Quote the entries in full, character for character, without their images.

-- -- --

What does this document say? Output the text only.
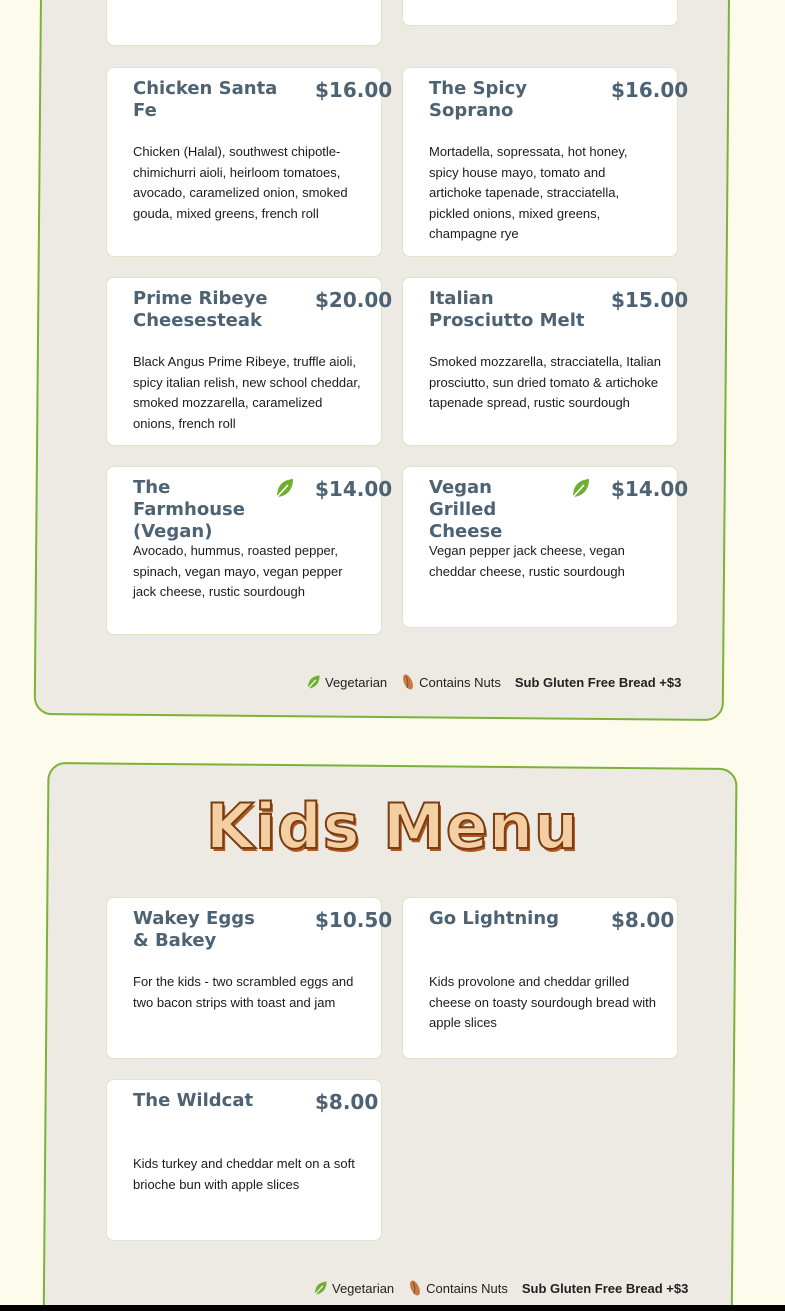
Chicken Santa Fe
$16.00
Chicken (Halal), southwest chipotle-chimichurri aioli, heirloom tomatoes, avocado, caramelized onion, smoked gouda, mixed greens, french roll
The Spicy Soprano
$16.00
Mortadella, sopressata, hot honey, spicy house mayo, tomato and artichoke tapenade, stracciatella, pickled onions, mixed greens, champagne rye
Prime Ribeye Cheesesteak
$20.00
Black Angus Prime Ribeye, truffle aioli, spicy italian relish, new school cheddar, smoked mozzarella, caramelized onions, french roll
Italian Prosciutto Melt
$15.00
Smoked mozzarella, stracciatella, Italian prosciutto, sun dried tomato & artichoke tapenade spread, rustic sourdough
The Farmhouse (Vegan)
$14.00
Avocado, hummus, roasted pepper, spinach, vegan mayo, vegan pepper jack cheese, rustic sourdough
Vegan Grilled Cheese
$14.00
Vegan pepper jack cheese, vegan cheddar cheese, rustic sourdough
Vegetarian Contains Nuts Sub Gluten Free Bread +$3
Kids Menu
Wakey Eggs & Bakey
$10.50
For the kids - two scrambled eggs and two bacon strips with toast and jam
Go Lightning	$8.00
Kids provolone and cheddar grilled cheese on toasty sourdough bread with apple slices
The Wildcat	$8.00
Kids turkey and cheddar melt on a soft brioche bun with apple slices
Vegetarian Contains Nuts Sub Gluten Free Bread +$3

-- -- --

[Worked answer]
What does this document say? Output the text only.
Chicken Santa Fe
$16.00
Chicken (Halal), southwest chipotle-chimichurri aioli, heirloom tomatoes, avocado, caramelized onion, smoked gouda, mixed greens, french roll
The Spicy Soprano
$16.00
Mortadella, sopressata, hot honey, spicy house mayo, tomato and artichoke tapenade, stracciatella, pickled onions, mixed greens, champagne rye
Prime Ribeye Cheesesteak
$20.00
Black Angus Prime Ribeye, truffle aioli, spicy italian relish, new school cheddar, smoked mozzarella, caramelized onions, french roll
Italian Prosciutto Melt
$15.00
Smoked mozzarella, stracciatella, Italian prosciutto, sun dried tomato & artichoke tapenade spread, rustic sourdough
The Farmhouse (Vegan)
$14.00
Avocado, hummus, roasted pepper, spinach, vegan mayo, vegan pepper jack cheese, rustic sourdough
Vegan Grilled Cheese
$14.00
Vegan pepper jack cheese, vegan cheddar cheese, rustic sourdough
Vegetarian Contains Nuts Sub Gluten Free Bread +$3
Kids Menu
Wakey Eggs & Bakey
$10.50
For the kids - two scrambled eggs and two bacon strips with toast and jam
Go Lightning	$8.00
Kids provolone and cheddar grilled cheese on toasty sourdough bread with apple slices
The Wildcat	$8.00
Kids turkey and cheddar melt on a soft brioche bun with apple slices
Vegetarian Contains Nuts Sub Gluten Free Bread +$3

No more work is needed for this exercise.